--- DATA SHOWN ---

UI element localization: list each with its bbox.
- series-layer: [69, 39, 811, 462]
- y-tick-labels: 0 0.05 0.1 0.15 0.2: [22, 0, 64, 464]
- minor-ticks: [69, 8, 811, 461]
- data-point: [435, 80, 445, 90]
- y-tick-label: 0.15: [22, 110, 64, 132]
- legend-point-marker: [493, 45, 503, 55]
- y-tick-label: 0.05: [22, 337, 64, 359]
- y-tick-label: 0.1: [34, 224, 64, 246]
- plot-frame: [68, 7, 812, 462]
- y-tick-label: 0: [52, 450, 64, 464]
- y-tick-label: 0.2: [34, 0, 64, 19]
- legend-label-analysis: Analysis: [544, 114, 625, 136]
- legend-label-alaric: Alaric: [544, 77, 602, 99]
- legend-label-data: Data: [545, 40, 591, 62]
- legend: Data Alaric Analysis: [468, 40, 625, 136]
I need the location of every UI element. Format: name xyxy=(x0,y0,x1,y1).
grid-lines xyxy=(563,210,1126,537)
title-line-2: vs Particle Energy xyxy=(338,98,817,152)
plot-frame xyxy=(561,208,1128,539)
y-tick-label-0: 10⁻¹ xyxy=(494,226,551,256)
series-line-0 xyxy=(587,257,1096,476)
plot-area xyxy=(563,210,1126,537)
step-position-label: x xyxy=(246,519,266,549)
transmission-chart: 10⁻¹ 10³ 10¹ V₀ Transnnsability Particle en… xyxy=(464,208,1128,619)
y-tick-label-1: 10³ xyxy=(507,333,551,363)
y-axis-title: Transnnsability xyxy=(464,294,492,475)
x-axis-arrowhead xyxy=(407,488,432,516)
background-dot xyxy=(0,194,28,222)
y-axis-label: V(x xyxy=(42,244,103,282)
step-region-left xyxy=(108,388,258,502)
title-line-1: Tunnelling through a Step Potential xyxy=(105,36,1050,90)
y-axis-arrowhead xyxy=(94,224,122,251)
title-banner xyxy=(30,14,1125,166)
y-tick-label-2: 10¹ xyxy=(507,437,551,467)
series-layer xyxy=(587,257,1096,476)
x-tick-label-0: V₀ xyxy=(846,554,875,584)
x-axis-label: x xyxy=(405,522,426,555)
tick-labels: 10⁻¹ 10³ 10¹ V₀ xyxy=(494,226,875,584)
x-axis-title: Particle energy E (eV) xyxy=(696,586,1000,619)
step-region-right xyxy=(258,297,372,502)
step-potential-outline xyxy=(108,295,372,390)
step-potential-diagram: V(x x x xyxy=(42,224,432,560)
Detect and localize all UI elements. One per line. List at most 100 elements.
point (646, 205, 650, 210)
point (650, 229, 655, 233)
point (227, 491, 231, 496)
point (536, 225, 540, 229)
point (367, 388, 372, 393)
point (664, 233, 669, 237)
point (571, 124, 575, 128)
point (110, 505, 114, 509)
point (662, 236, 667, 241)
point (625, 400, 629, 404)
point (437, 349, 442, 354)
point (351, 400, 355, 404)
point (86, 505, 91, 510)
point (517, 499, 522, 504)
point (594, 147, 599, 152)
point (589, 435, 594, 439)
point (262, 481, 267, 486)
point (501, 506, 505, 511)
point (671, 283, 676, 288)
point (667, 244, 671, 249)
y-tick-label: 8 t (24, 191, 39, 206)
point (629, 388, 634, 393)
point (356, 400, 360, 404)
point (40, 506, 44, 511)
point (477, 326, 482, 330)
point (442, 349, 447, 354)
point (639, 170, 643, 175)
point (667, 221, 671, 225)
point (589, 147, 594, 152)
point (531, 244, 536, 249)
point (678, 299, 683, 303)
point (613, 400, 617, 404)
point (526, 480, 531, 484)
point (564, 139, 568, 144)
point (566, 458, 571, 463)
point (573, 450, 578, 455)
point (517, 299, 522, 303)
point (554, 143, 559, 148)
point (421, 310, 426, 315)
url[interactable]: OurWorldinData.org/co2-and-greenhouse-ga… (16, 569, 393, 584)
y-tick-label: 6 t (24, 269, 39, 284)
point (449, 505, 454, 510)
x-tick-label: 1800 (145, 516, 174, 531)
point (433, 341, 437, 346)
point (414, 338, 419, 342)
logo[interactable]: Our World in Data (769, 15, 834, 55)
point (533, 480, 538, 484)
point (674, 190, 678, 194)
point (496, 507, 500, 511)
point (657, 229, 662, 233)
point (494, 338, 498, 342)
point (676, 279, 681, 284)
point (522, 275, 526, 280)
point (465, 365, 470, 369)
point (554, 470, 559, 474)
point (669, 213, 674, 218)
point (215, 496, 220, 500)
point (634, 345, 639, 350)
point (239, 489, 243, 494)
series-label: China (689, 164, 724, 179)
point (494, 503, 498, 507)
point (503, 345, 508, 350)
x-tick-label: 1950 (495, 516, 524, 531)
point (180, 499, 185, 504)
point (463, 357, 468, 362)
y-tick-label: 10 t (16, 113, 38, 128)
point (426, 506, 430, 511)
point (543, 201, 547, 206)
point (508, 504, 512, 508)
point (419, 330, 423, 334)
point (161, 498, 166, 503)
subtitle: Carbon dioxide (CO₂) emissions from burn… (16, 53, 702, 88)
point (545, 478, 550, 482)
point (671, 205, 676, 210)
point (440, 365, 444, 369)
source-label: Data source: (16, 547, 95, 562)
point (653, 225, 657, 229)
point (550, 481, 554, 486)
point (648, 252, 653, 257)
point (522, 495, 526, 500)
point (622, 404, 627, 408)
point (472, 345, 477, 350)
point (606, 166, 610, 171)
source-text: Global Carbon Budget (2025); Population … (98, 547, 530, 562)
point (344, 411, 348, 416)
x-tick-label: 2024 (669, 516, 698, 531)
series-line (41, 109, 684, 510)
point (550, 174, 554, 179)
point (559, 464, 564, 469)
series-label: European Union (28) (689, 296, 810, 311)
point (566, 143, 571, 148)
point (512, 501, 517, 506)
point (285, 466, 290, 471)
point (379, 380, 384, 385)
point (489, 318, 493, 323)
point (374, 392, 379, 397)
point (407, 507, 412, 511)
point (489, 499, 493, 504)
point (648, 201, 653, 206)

---

DIRECTIONS FOR THIS TASK
Render every one of the lines above as a Markdown table with two columns, Row and Line. Number the rows in order and leave out any blank lines.

RESULT OF THIS EXERCISE
| Row | Line |
|---|---|
| 1 | UI element localization: list each with its bbox. |
| 2 | - series-layer: [69, 39, 811, 462] |
| 3 | - y-tick-labels: 0 0.05 0.1 0.15 0.2: [22, 0, 64, 464] |
| 4 | - minor-ticks: [69, 8, 811, 461] |
| 5 | - data-point: [435, 80, 445, 90] |
| 6 | - y-tick-label: 0.15: [22, 110, 64, 132] |
| 7 | - legend-point-marker: [493, 45, 503, 55] |
| 8 | - y-tick-label: 0.05: [22, 337, 64, 359] |
| 9 | - y-tick-label: 0.1: [34, 224, 64, 246] |
| 10 | - plot-frame: [68, 7, 812, 462] |
| 11 | - y-tick-label: 0: [52, 450, 64, 464] |
| 12 | - y-tick-label: 0.2: [34, 0, 64, 19] |
| 13 | - legend-label-analysis: Analysis: [544, 114, 625, 136] |
| 14 | - legend-label-alaric: Alaric: [544, 77, 602, 99] |
| 15 | - legend-label-data: Data: [545, 40, 591, 62] |
| 16 | - legend: Data Alaric Analysis: [468, 40, 625, 136] |
| 17 | I need the location of every UI element. Format: name xyxy=(x0,y0,x1,y1). |
| 18 | grid-lines xyxy=(563,210,1126,537) |
| 19 | title-line-2: vs Particle Energy xyxy=(338,98,817,152) |
| 20 | plot-frame xyxy=(561,208,1128,539) |
| 21 | y-tick-label-0: 10⁻¹ xyxy=(494,226,551,256) |
| 22 | series-line-0 xyxy=(587,257,1096,476) |
| 23 | plot-area xyxy=(563,210,1126,537) |
| 24 | step-position-label: x xyxy=(246,519,266,549) |
| 25 | transmission-chart: 10⁻¹ 10³ 10¹ V₀ Transnnsability Particle en… xyxy=(464,208,1128,619) |
| 26 | y-tick-label-1: 10³ xyxy=(507,333,551,363) |
| 27 | y-axis-title: Transnnsability xyxy=(464,294,492,475) |
| 28 | x-axis-arrowhead xyxy=(407,488,432,516) |
| 29 | background-dot xyxy=(0,194,28,222) |
| 30 | y-axis-label: V(x xyxy=(42,244,103,282) |
| 31 | step-region-left xyxy=(108,388,258,502) |
| 32 | title-line-1: Tunnelling through a Step Potential xyxy=(105,36,1050,90) |
| 33 | y-axis-arrowhead xyxy=(94,224,122,251) |
| 34 | title-banner xyxy=(30,14,1125,166) |
| 35 | y-tick-label-2: 10¹ xyxy=(507,437,551,467) |
| 36 | series-layer xyxy=(587,257,1096,476) |
| 37 | x-tick-label-0: V₀ xyxy=(846,554,875,584) |
| 38 | x-axis-label: x xyxy=(405,522,426,555) |
| 39 | tick-labels: 10⁻¹ 10³ 10¹ V₀ xyxy=(494,226,875,584) |
| 40 | x-axis-title: Particle energy E (eV) xyxy=(696,586,1000,619) |
| 41 | step-region-right xyxy=(258,297,372,502) |
| 42 | step-potential-outline xyxy=(108,295,372,390) |
| 43 | step-potential-diagram: V(x x x xyxy=(42,224,432,560) |
| 44 | Detect and localize all UI elements. One per line. List at most 100 elements. |
| 45 | point (646, 205, 650, 210) |
| 46 | point (650, 229, 655, 233) |
| 47 | point (227, 491, 231, 496) |
| 48 | point (536, 225, 540, 229) |
| 49 | point (367, 388, 372, 393) |
| 50 | point (664, 233, 669, 237) |
| 51 | point (571, 124, 575, 128) |
| 52 | point (110, 505, 114, 509) |
| 53 | point (662, 236, 667, 241) |
| 54 | point (625, 400, 629, 404) |
| 55 | point (437, 349, 442, 354) |
| 56 | point (351, 400, 355, 404) |
| 57 | point (86, 505, 91, 510) |
| 58 | point (517, 499, 522, 504) |
| 59 | point (594, 147, 599, 152) |
| 60 | point (589, 435, 594, 439) |
| 61 | point (262, 481, 267, 486) |
| 62 | point (501, 506, 505, 511) |
| 63 | point (671, 283, 676, 288) |
| 64 | point (667, 244, 671, 249) |
| 65 | y-tick-label: 8 t (24, 191, 39, 206) |
| 66 | point (629, 388, 634, 393) |
| 67 | point (356, 400, 360, 404) |
| 68 | point (40, 506, 44, 511) |
| 69 | point (477, 326, 482, 330) |
| 70 | point (442, 349, 447, 354) |
| 71 | point (639, 170, 643, 175) |
| 72 | point (667, 221, 671, 225) |
| 73 | point (589, 147, 594, 152) |
| 74 | point (531, 244, 536, 249) |
| 75 | point (678, 299, 683, 303) |
| 76 | point (613, 400, 617, 404) |
| 77 | point (526, 480, 531, 484) |
| 78 | point (564, 139, 568, 144) |
| 79 | point (566, 458, 571, 463) |
| 80 | point (573, 450, 578, 455) |
| 81 | point (517, 299, 522, 303) |
| 82 | point (554, 143, 559, 148) |
| 83 | point (421, 310, 426, 315) |
| 84 | url[interactable]: OurWorldinData.org/co2-and-greenhouse-ga… (16, 569, 393, 584) |
| 85 | y-tick-label: 6 t (24, 269, 39, 284) |
| 86 | point (449, 505, 454, 510) |
| 87 | x-tick-label: 1800 (145, 516, 174, 531) |
| 88 | point (433, 341, 437, 346) |
| 89 | point (414, 338, 419, 342) |
| 90 | logo[interactable]: Our World in Data (769, 15, 834, 55) |
| 91 | point (533, 480, 538, 484) |
| 92 | point (674, 190, 678, 194) |
| 93 | point (496, 507, 500, 511) |
| 94 | point (657, 229, 662, 233) |
| 95 | point (494, 338, 498, 342) |
| 96 | point (676, 279, 681, 284) |
| 97 | point (522, 275, 526, 280) |
| 98 | point (465, 365, 470, 369) |
| 99 | point (554, 470, 559, 474) |
| 100 | point (669, 213, 674, 218) |
| 101 | point (215, 496, 220, 500) |
| 102 | point (634, 345, 639, 350) |
| 103 | point (239, 489, 243, 494) |
| 104 | series-label: China (689, 164, 724, 179) |
| 105 | point (494, 503, 498, 507) |
| 106 | point (503, 345, 508, 350) |
| 107 | x-tick-label: 1950 (495, 516, 524, 531) |
| 108 | point (180, 499, 185, 504) |
| 109 | point (463, 357, 468, 362) |
| 110 | y-tick-label: 10 t (16, 113, 38, 128) |
| 111 | point (426, 506, 430, 511) |
| 112 | point (543, 201, 547, 206) |
| 113 | point (508, 504, 512, 508) |
| 114 | point (419, 330, 423, 334) |
| 115 | point (161, 498, 166, 503) |
| 116 | subtitle: Carbon dioxide (CO₂) emissions from burn… (16, 53, 702, 88) |
| 117 | point (545, 478, 550, 482) |
| 118 | point (671, 205, 676, 210) |
| 119 | point (440, 365, 444, 369) |
| 120 | source-label: Data source: (16, 547, 95, 562) |
| 121 | point (653, 225, 657, 229) |
| 122 | point (550, 481, 554, 486) |
| 123 | point (648, 252, 653, 257) |
| 124 | point (522, 495, 526, 500) |
| 125 | point (622, 404, 627, 408) |
| 126 | point (472, 345, 477, 350) |
| 127 | point (606, 166, 610, 171) |
| 128 | source-text: Global Carbon Budget (2025); Population … (98, 547, 530, 562) |
| 129 | point (344, 411, 348, 416) |
| 130 | x-tick-label: 2024 (669, 516, 698, 531) |
| 131 | series-line (41, 109, 684, 510) |
| 132 | point (550, 174, 554, 179) |
| 133 | point (559, 464, 564, 469) |
| 134 | series-label: European Union (28) (689, 296, 810, 311) |
| 135 | point (566, 143, 571, 148) |
| 136 | point (512, 501, 517, 506) |
| 137 | point (285, 466, 290, 471) |
| 138 | point (379, 380, 384, 385) |
| 139 | point (489, 318, 493, 323) |
| 140 | point (374, 392, 379, 397) |
| 141 | point (407, 507, 412, 511) |
| 142 | point (489, 499, 493, 504) |
| 143 | point (648, 201, 653, 206) |